Brief
List each line of the data that holds the string "condenser", please.

Stored items
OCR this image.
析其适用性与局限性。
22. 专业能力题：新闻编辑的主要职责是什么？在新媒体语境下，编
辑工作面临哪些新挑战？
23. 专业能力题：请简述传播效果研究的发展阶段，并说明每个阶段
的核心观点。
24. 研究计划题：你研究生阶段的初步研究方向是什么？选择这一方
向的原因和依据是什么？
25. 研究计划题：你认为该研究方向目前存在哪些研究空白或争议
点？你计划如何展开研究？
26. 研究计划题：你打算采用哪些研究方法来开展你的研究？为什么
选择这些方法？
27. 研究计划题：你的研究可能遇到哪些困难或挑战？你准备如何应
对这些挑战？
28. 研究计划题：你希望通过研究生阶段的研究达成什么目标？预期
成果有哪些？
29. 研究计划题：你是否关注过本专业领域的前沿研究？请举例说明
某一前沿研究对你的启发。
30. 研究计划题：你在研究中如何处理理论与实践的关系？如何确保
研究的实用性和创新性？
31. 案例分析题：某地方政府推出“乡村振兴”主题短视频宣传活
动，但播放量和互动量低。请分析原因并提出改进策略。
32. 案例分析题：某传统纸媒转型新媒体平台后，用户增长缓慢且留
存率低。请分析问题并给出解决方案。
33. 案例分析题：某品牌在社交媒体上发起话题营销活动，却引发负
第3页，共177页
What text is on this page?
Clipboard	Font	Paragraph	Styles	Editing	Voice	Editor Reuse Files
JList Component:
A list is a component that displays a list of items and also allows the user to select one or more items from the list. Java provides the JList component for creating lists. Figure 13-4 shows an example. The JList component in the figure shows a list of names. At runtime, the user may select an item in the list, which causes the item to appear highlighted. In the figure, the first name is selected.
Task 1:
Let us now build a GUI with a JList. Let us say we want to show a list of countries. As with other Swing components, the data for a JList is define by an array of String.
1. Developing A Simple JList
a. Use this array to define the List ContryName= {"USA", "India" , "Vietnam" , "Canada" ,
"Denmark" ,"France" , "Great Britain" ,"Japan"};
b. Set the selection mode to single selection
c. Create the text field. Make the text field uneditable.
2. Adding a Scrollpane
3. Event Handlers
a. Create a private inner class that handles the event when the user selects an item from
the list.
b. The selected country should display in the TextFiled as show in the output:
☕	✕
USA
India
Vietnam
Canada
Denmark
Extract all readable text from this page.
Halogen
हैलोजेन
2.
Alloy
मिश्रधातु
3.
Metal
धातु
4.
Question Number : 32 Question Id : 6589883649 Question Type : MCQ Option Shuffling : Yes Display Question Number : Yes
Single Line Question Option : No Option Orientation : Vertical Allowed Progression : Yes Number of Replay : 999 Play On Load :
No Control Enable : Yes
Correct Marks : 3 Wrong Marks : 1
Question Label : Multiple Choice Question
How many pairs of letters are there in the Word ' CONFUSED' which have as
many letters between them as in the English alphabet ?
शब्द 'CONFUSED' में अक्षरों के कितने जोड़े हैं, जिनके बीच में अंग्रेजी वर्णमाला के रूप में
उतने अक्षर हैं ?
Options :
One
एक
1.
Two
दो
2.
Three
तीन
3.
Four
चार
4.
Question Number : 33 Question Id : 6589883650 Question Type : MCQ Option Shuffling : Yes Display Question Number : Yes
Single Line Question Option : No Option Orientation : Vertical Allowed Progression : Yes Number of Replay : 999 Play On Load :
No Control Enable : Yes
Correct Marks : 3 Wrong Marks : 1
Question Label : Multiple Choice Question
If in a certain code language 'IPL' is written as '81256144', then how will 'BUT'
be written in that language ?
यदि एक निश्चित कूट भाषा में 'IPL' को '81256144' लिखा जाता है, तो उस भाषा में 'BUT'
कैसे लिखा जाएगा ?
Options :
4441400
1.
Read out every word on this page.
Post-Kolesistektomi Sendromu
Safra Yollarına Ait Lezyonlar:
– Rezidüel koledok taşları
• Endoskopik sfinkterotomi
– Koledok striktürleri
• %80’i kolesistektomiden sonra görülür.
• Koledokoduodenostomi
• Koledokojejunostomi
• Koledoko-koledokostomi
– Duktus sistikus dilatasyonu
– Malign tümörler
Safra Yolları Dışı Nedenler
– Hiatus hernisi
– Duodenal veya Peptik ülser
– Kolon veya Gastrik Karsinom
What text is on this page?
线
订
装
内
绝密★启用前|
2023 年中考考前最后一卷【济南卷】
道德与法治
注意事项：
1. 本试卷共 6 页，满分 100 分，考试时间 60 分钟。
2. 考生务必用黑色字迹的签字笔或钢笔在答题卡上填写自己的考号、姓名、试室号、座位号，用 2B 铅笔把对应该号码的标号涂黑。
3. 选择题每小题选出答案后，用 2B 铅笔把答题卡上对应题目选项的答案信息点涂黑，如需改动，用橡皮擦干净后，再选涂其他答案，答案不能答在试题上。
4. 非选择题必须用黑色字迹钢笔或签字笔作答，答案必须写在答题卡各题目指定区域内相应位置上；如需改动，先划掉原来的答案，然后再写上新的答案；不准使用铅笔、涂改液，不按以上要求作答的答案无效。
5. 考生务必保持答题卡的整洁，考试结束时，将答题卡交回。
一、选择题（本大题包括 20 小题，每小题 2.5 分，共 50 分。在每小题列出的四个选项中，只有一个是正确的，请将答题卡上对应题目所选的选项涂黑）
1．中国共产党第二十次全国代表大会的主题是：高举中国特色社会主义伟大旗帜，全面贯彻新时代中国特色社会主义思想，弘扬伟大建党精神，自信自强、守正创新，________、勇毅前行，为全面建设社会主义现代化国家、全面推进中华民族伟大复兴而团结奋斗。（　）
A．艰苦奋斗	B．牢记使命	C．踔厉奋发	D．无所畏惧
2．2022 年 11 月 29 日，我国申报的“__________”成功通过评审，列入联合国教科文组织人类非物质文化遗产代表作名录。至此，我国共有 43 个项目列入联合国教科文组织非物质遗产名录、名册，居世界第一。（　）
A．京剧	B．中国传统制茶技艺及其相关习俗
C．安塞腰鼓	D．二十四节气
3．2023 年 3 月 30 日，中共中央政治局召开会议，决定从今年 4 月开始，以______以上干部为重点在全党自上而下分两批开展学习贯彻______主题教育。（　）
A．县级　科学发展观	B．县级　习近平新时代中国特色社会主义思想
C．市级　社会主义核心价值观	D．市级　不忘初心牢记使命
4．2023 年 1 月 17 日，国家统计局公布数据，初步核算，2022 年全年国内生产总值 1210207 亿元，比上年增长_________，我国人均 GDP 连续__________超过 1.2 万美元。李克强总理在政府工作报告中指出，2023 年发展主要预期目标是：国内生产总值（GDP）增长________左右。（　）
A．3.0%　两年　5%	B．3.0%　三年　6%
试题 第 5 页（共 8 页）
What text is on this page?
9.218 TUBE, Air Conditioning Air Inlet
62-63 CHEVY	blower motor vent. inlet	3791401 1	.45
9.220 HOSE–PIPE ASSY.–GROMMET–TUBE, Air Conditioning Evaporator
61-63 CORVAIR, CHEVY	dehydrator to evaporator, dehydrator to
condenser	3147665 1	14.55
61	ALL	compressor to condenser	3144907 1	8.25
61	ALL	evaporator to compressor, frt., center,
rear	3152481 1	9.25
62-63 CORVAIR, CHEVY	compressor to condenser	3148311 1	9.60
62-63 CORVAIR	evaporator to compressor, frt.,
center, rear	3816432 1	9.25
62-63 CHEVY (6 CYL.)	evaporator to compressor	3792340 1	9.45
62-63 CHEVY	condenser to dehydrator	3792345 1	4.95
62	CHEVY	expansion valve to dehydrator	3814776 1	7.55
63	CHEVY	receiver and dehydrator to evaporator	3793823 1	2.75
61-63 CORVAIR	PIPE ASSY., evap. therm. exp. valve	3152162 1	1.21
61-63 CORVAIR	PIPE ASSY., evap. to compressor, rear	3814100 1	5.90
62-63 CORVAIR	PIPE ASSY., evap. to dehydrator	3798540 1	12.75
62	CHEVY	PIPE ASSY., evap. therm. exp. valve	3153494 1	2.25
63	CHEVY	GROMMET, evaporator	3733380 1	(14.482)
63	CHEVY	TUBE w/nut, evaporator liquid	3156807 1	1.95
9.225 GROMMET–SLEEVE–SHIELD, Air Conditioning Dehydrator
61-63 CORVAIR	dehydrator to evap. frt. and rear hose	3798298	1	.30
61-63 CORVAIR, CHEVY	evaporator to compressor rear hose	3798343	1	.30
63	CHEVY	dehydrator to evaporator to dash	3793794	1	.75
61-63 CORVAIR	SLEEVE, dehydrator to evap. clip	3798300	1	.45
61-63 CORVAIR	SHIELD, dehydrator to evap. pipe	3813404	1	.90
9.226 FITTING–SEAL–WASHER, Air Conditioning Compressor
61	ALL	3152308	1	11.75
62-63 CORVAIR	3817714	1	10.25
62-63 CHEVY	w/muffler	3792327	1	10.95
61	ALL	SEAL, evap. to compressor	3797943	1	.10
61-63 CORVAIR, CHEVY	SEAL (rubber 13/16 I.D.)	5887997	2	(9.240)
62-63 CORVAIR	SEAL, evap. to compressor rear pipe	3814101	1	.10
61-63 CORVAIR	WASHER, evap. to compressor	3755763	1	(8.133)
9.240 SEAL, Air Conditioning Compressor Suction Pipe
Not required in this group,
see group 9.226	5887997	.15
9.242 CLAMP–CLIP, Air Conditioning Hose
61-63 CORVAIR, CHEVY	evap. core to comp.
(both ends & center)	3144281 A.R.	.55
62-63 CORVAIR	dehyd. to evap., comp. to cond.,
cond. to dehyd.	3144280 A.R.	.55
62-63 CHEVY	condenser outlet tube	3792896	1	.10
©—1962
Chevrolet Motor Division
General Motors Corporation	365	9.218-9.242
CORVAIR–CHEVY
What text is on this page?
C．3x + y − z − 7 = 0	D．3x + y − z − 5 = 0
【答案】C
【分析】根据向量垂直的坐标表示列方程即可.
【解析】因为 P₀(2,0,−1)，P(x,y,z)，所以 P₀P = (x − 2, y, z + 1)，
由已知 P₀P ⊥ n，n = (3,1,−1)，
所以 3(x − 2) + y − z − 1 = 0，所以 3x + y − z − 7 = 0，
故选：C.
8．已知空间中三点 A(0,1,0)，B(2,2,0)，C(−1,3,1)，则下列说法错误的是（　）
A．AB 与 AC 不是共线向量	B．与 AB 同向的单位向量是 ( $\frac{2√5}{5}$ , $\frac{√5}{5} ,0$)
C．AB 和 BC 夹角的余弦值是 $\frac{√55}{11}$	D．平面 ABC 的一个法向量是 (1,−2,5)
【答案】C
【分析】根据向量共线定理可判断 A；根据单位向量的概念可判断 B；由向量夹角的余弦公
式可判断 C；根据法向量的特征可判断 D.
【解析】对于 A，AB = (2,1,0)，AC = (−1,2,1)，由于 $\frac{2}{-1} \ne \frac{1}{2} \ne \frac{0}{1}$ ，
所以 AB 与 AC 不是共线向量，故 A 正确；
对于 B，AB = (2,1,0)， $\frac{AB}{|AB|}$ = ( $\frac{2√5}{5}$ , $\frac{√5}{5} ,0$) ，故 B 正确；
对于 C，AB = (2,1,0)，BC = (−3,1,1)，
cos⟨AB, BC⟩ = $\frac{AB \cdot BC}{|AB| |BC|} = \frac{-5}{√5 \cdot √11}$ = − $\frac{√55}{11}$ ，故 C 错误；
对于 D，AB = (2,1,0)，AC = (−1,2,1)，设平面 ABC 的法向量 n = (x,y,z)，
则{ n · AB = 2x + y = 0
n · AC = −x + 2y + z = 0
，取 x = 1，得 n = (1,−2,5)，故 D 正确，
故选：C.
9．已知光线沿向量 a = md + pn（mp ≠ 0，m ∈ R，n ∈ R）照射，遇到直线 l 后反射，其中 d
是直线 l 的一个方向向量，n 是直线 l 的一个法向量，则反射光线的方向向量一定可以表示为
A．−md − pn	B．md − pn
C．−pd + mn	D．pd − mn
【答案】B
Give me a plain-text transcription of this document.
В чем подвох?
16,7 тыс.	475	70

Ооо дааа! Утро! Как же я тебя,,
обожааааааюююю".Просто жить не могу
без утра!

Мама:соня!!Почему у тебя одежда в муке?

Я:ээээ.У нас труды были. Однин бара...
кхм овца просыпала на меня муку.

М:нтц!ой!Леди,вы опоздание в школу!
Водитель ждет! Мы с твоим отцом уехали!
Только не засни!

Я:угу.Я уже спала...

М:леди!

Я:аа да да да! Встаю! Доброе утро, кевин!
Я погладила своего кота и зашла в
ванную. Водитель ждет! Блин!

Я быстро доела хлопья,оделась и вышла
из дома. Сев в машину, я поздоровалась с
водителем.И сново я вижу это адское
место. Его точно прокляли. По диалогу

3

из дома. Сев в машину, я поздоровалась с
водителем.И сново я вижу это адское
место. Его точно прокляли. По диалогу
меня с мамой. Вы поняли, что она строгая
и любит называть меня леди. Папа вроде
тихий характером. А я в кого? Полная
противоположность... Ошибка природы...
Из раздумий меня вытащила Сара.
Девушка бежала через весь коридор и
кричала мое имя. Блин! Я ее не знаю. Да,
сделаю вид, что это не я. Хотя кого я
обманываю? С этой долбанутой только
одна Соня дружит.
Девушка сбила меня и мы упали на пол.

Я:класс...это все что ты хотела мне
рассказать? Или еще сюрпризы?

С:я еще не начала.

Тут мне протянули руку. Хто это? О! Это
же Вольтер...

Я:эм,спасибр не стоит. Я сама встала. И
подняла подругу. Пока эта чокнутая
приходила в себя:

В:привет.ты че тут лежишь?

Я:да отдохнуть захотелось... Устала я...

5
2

The completed task
condenser	3147665 1	14.55
61	ALL	compressor to condenser	3144907 1	8.25
62-63 CORVAIR, CHEVY	compressor to condenser	3148311 1	9.60
62-63 CHEVY	condenser to dehydrator	3792345 1	4.95
62-63 CHEVY	condenser outlet tube	3792896	1	.10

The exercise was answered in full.